→ Problem to work on:
Repeat each record exactly as written, and drop any images.

→ Given information:
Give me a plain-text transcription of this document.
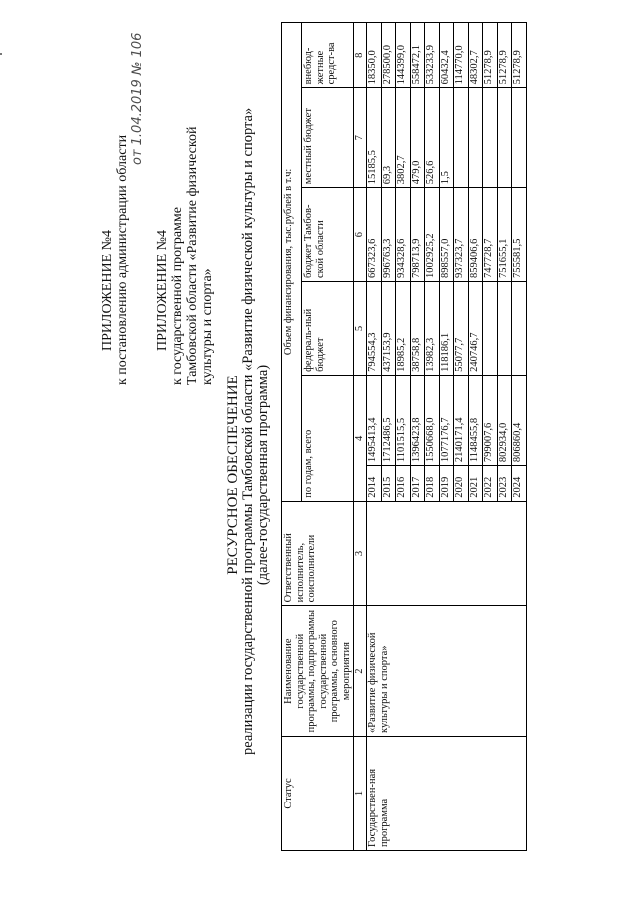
ПРИЛОЖЕНИЕ №4 к постановлению администрации области
от 1.04.2019 № 106
ПРИЛОЖЕНИЕ №4 к государственной программе Тамбовской области «Развитие физической культуры и спорта»
РЕСУРСНОЕ ОБЕСПЕЧЕНИЕ реализации государственной программы Тамбовской области «Развитие физической культуры и спорта» (далее-государственная программа)
Статус	Наименование государственной программы, подпрограммы государственной программы, основного мероприятия	Ответственный исполнитель, соисполнители	Объем финансирования, тыс.рублей в т.ч:					
			по годам, всего		федераль-ный бюджет	бюджет Тамбов-ской области	местный бюджет	внебюд-жетные средст-ва
1	2	3	4		5	6	7	8
Государствен-ная программа	«Развитие физической культуры и спорта»		2014	1495413,4	794554,3	667323,6	15185,5	18350,0
			2015	1712486,5	437153,9	996763,3	69,3	278500,0
			2016	1101515,5	18985,2	934328,6	3802,7	144399,0
			2017	1396423,8	38758,8	798713,9	479,0	558472,1
			2018	1550668,0	13982,3	1002925,2	526,6	533233,9
			2019	1077176,7	118186,1	898557,0	1,5	60432,4
			2020	2140171,4	55077,7	937323,7		114770,0
			2021	1148455,8	240746,7	859406,6		48302,7
			2022	799007,6		747728,7		51278,9
			2023	802934,0		751655,1		51278,9
			2024	806860,4		755581,5		51278,9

→ Reply to the exercise:
Give me a plain-text transcription of this document.
ПРИЛОЖЕНИЕ №4 к постановлению администрации области
от 1.04.2019 № 106
ПРИЛОЖЕНИЕ №4 к государственной программе Тамбовской области «Развитие физической культуры и спорта»
РЕСУРСНОЕ ОБЕСПЕЧЕНИЕ реализации государственной программы Тамбовской области «Развитие физической культуры и спорта» (далее-государственная программа)
Статус	Наименование государственной программы, подпрограммы государственной программы, основного мероприятия	Ответственный исполнитель, соисполнители	Объем финансирования, тыс.рублей в т.ч:					
			по годам, всего		федераль-ный бюджет	бюджет Тамбов-ской области	местный бюджет	внебюд-жетные средст-ва
1	2	3	4		5	6	7	8
Государствен-ная программа	«Развитие физической культуры и спорта»		2014	1495413,4	794554,3	667323,6	15185,5	18350,0
			2015	1712486,5	437153,9	996763,3	69,3	278500,0
			2016	1101515,5	18985,2	934328,6	3802,7	144399,0
			2017	1396423,8	38758,8	798713,9	479,0	558472,1
			2018	1550668,0	13982,3	1002925,2	526,6	533233,9
			2019	1077176,7	118186,1	898557,0	1,5	60432,4
			2020	2140171,4	55077,7	937323,7		114770,0
			2021	1148455,8	240746,7	859406,6		48302,7
			2022	799007,6		747728,7		51278,9
			2023	802934,0		751655,1		51278,9
			2024	806860,4		755581,5		51278,9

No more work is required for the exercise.